**DO THIS:** Repeat the records word for word, excluding any picture.

- - - - - - -

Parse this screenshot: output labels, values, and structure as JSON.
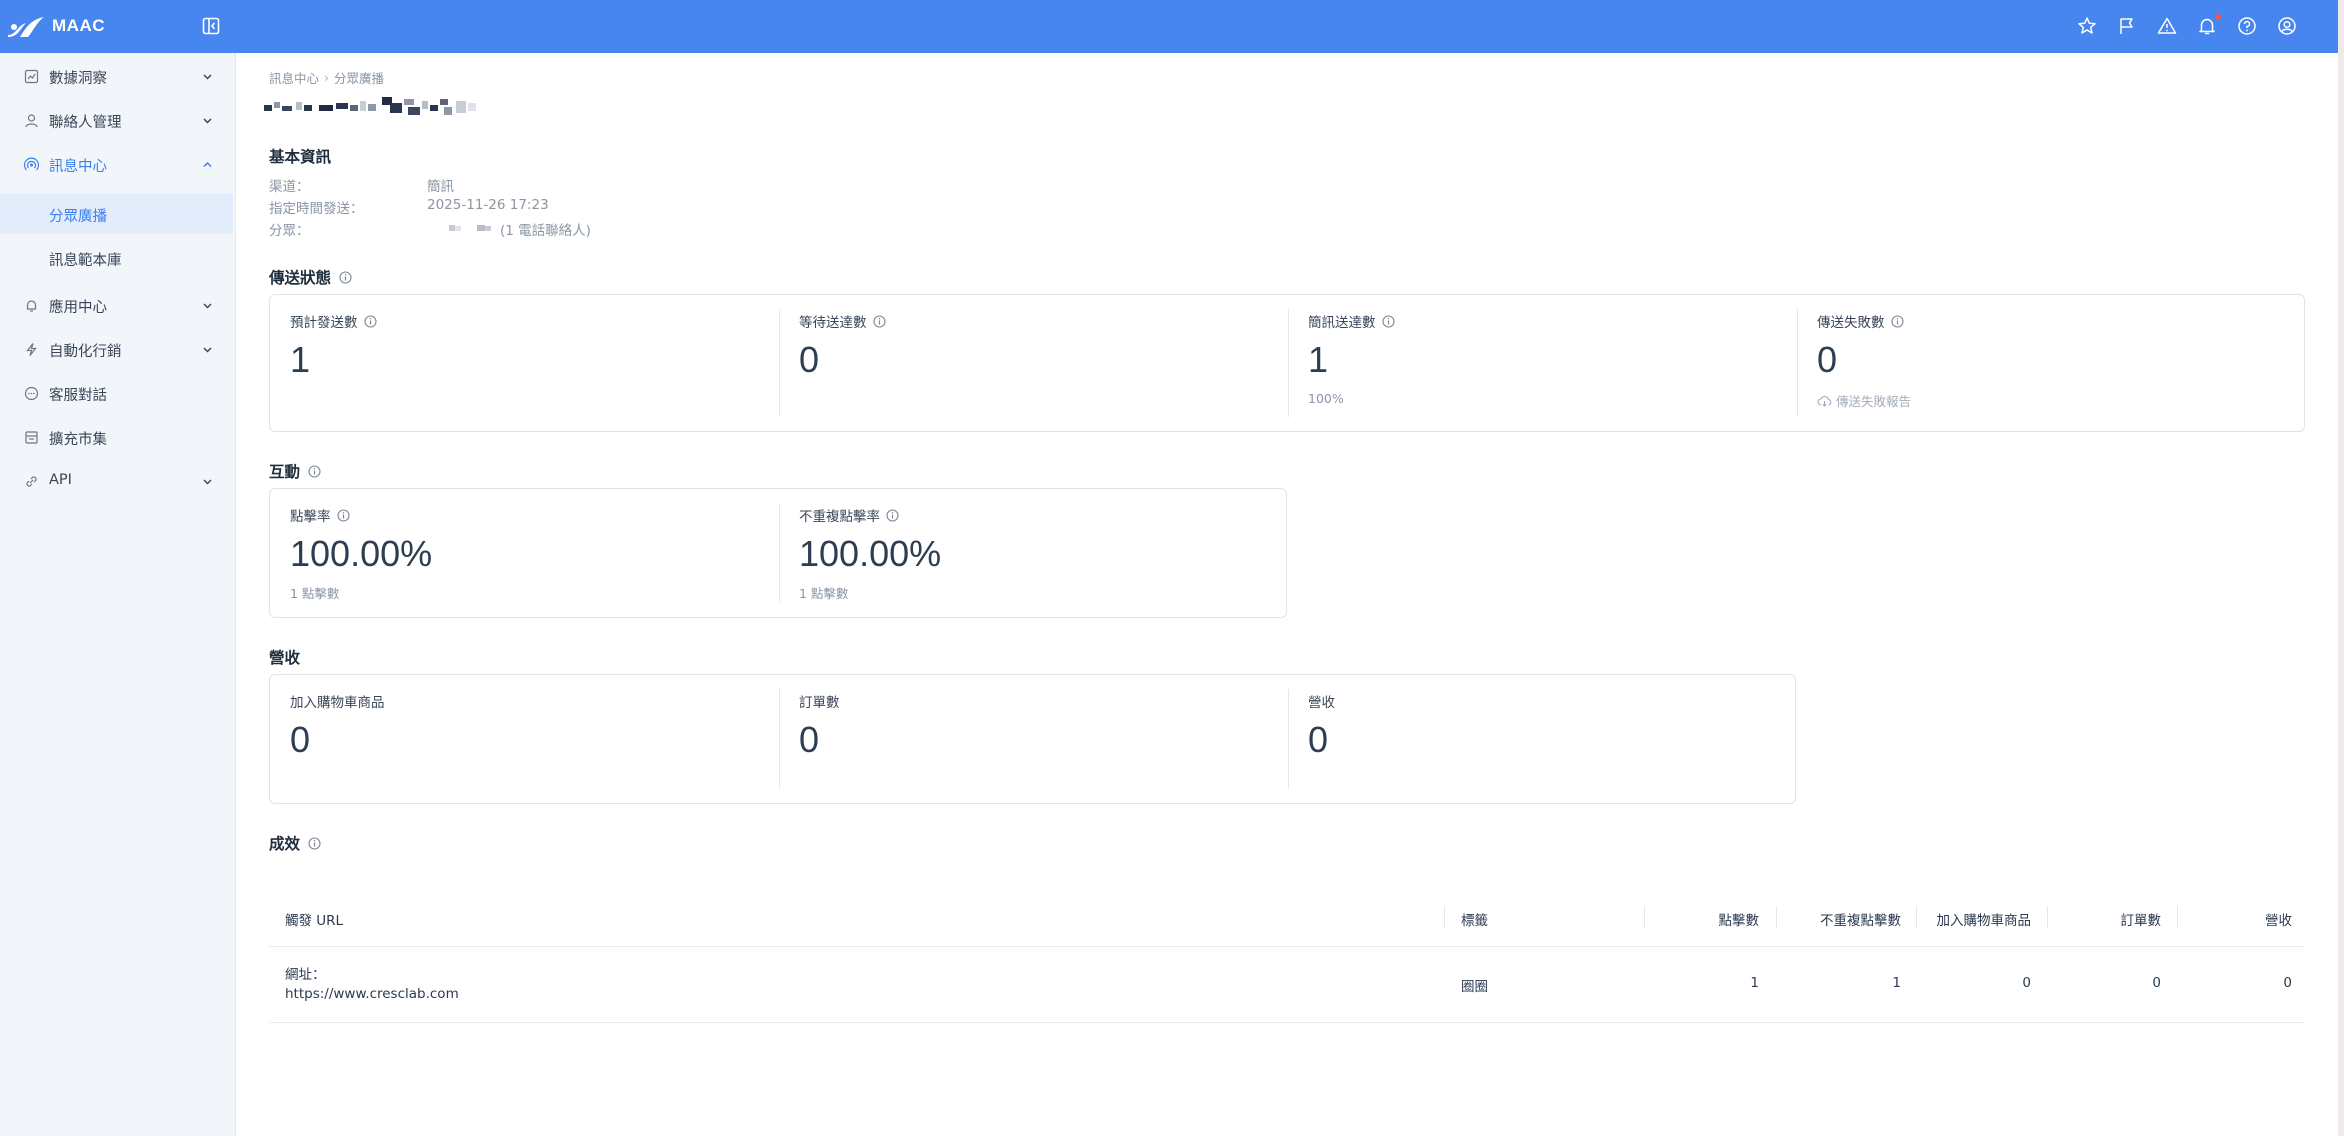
{
  "brand": {
    "name": "MAAC"
  },
  "sidebar": {
    "items": [
      {
        "label": "數據洞察",
        "icon": "chart-icon",
        "expandable": true
      },
      {
        "label": "聯絡人管理",
        "icon": "user-icon",
        "expandable": true
      },
      {
        "label": "訊息中心",
        "icon": "broadcast-icon",
        "expandable": true,
        "open": true,
        "children": [
          {
            "label": "分眾廣播",
            "active": true
          },
          {
            "label": "訊息範本庫"
          }
        ]
      },
      {
        "label": "應用中心",
        "icon": "bell-icon",
        "expandable": true
      },
      {
        "label": "自動化行銷",
        "icon": "bolt-icon",
        "expandable": true
      },
      {
        "label": "客服對話",
        "icon": "chat-icon",
        "expandable": false
      },
      {
        "label": "擴充市集",
        "icon": "store-icon",
        "expandable": false
      },
      {
        "label": "API",
        "icon": "link-icon",
        "expandable": true
      }
    ]
  },
  "topbar": {
    "icons": [
      "star-icon",
      "flag-icon",
      "warning-icon",
      "bell-icon",
      "help-icon",
      "account-icon"
    ],
    "accent": "#4786ee"
  },
  "breadcrumb": {
    "parent": "訊息中心",
    "separator": "›",
    "current": "分眾廣播"
  },
  "basic_info": {
    "title": "基本資訊",
    "rows": [
      {
        "label": "渠道：",
        "value": "簡訊"
      },
      {
        "label": "指定時間發送：",
        "value": "2025-11-26 17:23"
      },
      {
        "label": "分眾：",
        "value": "(1 電話聯絡人)"
      }
    ]
  },
  "delivery": {
    "title": "傳送狀態",
    "cells": [
      {
        "label": "預計發送數",
        "value": "1",
        "sub": ""
      },
      {
        "label": "等待送達數",
        "value": "0",
        "sub": ""
      },
      {
        "label": "簡訊送達數",
        "value": "1",
        "sub": "100%"
      },
      {
        "label": "傳送失敗數",
        "value": "0",
        "sub": "傳送失敗報告"
      }
    ]
  },
  "interaction": {
    "title": "互動",
    "cells": [
      {
        "label": "點擊率",
        "value": "100.00%",
        "sub": "1 點擊數"
      },
      {
        "label": "不重複點擊率",
        "value": "100.00%",
        "sub": "1 點擊數"
      }
    ]
  },
  "revenue": {
    "title": "營收",
    "cells": [
      {
        "label": "加入購物車商品",
        "value": "0"
      },
      {
        "label": "訂單數",
        "value": "0"
      },
      {
        "label": "營收",
        "value": "0"
      }
    ]
  },
  "performance": {
    "title": "成效",
    "headers": [
      "觸發 URL",
      "標籤",
      "點擊數",
      "不重複點擊數",
      "加入購物車商品",
      "訂單數",
      "營收"
    ],
    "rows": [
      {
        "url_label": "網址：",
        "url": "https://www.cresclab.com",
        "tag": "圈圈",
        "clicks": "1",
        "unique_clicks": "1",
        "cart": "0",
        "orders": "0",
        "revenue": "0"
      }
    ]
  }
}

- - - - - - -

**TASK SOLUTION:**
Parse this screenshot: output labels, values, and structure as JSON.
{
  "brand": {
    "name": "MAAC"
  },
  "sidebar": {
    "items": [
      {
        "label": "數據洞察",
        "icon": "chart-icon",
        "expandable": true
      },
      {
        "label": "聯絡人管理",
        "icon": "user-icon",
        "expandable": true
      },
      {
        "label": "訊息中心",
        "icon": "broadcast-icon",
        "expandable": true,
        "open": true,
        "children": [
          {
            "label": "分眾廣播",
            "active": true
          },
          {
            "label": "訊息範本庫"
          }
        ]
      },
      {
        "label": "應用中心",
        "icon": "bell-icon",
        "expandable": true
      },
      {
        "label": "自動化行銷",
        "icon": "bolt-icon",
        "expandable": true
      },
      {
        "label": "客服對話",
        "icon": "chat-icon",
        "expandable": false
      },
      {
        "label": "擴充市集",
        "icon": "store-icon",
        "expandable": false
      },
      {
        "label": "API",
        "icon": "link-icon",
        "expandable": true
      }
    ]
  },
  "topbar": {
    "icons": [
      "star-icon",
      "flag-icon",
      "warning-icon",
      "bell-icon",
      "help-icon",
      "account-icon"
    ],
    "accent": "#4786ee"
  },
  "breadcrumb": {
    "parent": "訊息中心",
    "separator": "›",
    "current": "分眾廣播"
  },
  "basic_info": {
    "title": "基本資訊",
    "rows": [
      {
        "label": "渠道：",
        "value": "簡訊"
      },
      {
        "label": "指定時間發送：",
        "value": "2025-11-26 17:23"
      },
      {
        "label": "分眾：",
        "value": "(1 電話聯絡人)"
      }
    ]
  },
  "delivery": {
    "title": "傳送狀態",
    "cells": [
      {
        "label": "預計發送數",
        "value": "1",
        "sub": ""
      },
      {
        "label": "等待送達數",
        "value": "0",
        "sub": ""
      },
      {
        "label": "簡訊送達數",
        "value": "1",
        "sub": "100%"
      },
      {
        "label": "傳送失敗數",
        "value": "0",
        "sub": "傳送失敗報告"
      }
    ]
  },
  "interaction": {
    "title": "互動",
    "cells": [
      {
        "label": "點擊率",
        "value": "100.00%",
        "sub": "1 點擊數"
      },
      {
        "label": "不重複點擊率",
        "value": "100.00%",
        "sub": "1 點擊數"
      }
    ]
  },
  "revenue": {
    "title": "營收",
    "cells": [
      {
        "label": "加入購物車商品",
        "value": "0"
      },
      {
        "label": "訂單數",
        "value": "0"
      },
      {
        "label": "營收",
        "value": "0"
      }
    ]
  },
  "performance": {
    "title": "成效",
    "headers": [
      "觸發 URL",
      "標籤",
      "點擊數",
      "不重複點擊數",
      "加入購物車商品",
      "訂單數",
      "營收"
    ],
    "rows": [
      {
        "url_label": "網址：",
        "url": "https://www.cresclab.com",
        "tag": "圈圈",
        "clicks": "1",
        "unique_clicks": "1",
        "cart": "0",
        "orders": "0",
        "revenue": "0"
      }
    ]
  }
}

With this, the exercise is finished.